Copy the records word for word, from their first line through the line containing "6-button[interactable]: 6 xyxy=(533,537,634,645)", both ends included.

>>>

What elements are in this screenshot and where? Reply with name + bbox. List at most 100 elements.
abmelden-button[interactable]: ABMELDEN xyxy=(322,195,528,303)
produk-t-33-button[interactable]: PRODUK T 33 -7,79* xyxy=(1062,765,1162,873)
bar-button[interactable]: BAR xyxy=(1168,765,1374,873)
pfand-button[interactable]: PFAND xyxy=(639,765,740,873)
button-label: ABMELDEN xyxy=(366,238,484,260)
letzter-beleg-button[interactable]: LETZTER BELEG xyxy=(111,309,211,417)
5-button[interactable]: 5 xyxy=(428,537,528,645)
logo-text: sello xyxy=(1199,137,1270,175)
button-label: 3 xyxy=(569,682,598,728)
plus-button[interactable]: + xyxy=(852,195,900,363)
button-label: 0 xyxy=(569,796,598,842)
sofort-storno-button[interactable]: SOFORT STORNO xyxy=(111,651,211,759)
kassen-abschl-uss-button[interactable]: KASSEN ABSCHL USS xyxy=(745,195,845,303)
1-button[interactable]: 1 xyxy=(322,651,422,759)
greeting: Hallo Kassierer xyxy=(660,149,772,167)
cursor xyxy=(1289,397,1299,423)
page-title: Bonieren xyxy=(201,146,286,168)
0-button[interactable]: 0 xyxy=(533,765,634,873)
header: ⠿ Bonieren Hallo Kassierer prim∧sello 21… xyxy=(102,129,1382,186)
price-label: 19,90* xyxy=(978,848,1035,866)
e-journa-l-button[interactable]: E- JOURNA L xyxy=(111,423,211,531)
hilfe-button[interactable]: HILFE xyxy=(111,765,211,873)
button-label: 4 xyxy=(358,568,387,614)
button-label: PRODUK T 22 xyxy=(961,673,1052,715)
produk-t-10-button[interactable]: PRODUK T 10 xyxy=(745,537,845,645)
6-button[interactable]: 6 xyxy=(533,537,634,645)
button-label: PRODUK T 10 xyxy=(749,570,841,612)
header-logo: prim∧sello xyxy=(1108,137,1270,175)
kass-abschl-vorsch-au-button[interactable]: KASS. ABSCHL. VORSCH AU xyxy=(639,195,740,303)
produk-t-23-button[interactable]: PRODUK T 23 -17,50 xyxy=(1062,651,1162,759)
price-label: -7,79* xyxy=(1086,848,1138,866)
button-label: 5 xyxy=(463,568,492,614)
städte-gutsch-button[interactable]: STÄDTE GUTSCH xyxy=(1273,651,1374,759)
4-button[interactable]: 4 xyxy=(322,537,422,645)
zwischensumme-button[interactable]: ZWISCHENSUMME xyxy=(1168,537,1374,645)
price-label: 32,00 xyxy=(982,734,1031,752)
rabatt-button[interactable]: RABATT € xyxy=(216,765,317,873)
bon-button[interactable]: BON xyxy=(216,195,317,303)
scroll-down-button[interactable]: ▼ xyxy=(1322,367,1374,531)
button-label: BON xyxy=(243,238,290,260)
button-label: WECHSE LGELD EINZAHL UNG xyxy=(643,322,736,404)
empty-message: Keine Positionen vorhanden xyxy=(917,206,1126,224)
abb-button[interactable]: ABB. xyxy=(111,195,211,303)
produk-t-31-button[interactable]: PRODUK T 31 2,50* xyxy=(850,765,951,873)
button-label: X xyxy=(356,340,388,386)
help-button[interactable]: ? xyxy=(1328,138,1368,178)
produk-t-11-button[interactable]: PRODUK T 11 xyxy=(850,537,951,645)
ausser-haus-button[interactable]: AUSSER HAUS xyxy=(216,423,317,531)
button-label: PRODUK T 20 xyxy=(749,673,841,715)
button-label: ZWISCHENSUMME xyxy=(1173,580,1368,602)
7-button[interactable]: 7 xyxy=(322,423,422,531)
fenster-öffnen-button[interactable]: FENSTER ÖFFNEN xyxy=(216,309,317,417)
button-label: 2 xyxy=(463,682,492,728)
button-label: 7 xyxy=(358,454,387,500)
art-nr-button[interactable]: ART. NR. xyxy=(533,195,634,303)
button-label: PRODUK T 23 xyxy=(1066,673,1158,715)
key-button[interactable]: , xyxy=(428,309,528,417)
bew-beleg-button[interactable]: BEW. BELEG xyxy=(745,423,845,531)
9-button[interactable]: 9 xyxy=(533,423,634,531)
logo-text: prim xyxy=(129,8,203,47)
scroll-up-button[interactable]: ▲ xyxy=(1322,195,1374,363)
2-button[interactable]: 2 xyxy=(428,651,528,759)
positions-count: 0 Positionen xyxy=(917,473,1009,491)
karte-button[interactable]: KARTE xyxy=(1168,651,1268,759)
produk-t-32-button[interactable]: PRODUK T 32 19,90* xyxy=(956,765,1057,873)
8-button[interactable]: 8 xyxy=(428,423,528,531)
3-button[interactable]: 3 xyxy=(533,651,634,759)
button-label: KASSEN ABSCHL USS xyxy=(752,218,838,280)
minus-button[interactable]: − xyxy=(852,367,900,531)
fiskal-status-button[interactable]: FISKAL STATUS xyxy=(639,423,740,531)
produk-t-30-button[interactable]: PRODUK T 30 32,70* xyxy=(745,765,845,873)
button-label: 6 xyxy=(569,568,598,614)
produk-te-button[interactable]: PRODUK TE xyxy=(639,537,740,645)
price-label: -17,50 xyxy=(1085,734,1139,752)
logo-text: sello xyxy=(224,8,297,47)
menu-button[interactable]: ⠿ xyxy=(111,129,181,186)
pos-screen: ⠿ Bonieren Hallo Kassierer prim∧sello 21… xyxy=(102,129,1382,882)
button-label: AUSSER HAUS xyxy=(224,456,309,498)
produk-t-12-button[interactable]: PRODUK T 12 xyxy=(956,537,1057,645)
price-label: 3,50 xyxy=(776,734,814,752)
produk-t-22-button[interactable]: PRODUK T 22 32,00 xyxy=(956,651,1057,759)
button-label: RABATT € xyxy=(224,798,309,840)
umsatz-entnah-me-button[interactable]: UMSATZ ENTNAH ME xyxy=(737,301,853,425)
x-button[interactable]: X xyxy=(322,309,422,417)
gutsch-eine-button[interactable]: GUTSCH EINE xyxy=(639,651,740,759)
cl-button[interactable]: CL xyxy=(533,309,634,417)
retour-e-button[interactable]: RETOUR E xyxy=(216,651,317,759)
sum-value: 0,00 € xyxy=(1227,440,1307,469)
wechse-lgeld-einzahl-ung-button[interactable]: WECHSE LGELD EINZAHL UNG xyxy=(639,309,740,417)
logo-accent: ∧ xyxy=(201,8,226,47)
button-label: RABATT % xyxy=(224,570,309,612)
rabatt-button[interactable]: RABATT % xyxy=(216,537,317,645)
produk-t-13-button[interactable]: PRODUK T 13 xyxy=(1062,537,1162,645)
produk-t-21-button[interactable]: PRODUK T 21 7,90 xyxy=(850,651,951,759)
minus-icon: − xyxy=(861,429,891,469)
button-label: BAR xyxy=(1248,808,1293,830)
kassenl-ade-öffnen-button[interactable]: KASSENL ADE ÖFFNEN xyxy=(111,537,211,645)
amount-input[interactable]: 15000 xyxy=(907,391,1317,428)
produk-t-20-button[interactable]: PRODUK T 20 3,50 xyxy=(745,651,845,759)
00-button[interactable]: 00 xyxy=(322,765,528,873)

<<<

▶ **RESULT OF THIS EXERCISE**:
What elements are in this screenshot and where? Reply with name + bbox. List at most 100 elements.
abmelden-button[interactable]: ABMELDEN xyxy=(322,195,528,303)
produk-t-33-button[interactable]: PRODUK T 33 -7,79* xyxy=(1062,765,1162,873)
bar-button[interactable]: BAR xyxy=(1168,765,1374,873)
pfand-button[interactable]: PFAND xyxy=(639,765,740,873)
button-label: ABMELDEN xyxy=(366,238,484,260)
letzter-beleg-button[interactable]: LETZTER BELEG xyxy=(111,309,211,417)
5-button[interactable]: 5 xyxy=(428,537,528,645)
logo-text: sello xyxy=(1199,137,1270,175)
button-label: 3 xyxy=(569,682,598,728)
plus-button[interactable]: + xyxy=(852,195,900,363)
button-label: 0 xyxy=(569,796,598,842)
sofort-storno-button[interactable]: SOFORT STORNO xyxy=(111,651,211,759)
kassen-abschl-uss-button[interactable]: KASSEN ABSCHL USS xyxy=(745,195,845,303)
1-button[interactable]: 1 xyxy=(322,651,422,759)
greeting: Hallo Kassierer xyxy=(660,149,772,167)
cursor xyxy=(1289,397,1299,423)
page-title: Bonieren xyxy=(201,146,286,168)
0-button[interactable]: 0 xyxy=(533,765,634,873)
header: ⠿ Bonieren Hallo Kassierer prim∧sello 21… xyxy=(102,129,1382,186)
price-label: 19,90* xyxy=(978,848,1035,866)
e-journa-l-button[interactable]: E- JOURNA L xyxy=(111,423,211,531)
hilfe-button[interactable]: HILFE xyxy=(111,765,211,873)
button-label: 4 xyxy=(358,568,387,614)
button-label: PRODUK T 22 xyxy=(961,673,1052,715)
produk-t-10-button[interactable]: PRODUK T 10 xyxy=(745,537,845,645)
6-button[interactable]: 6 xyxy=(533,537,634,645)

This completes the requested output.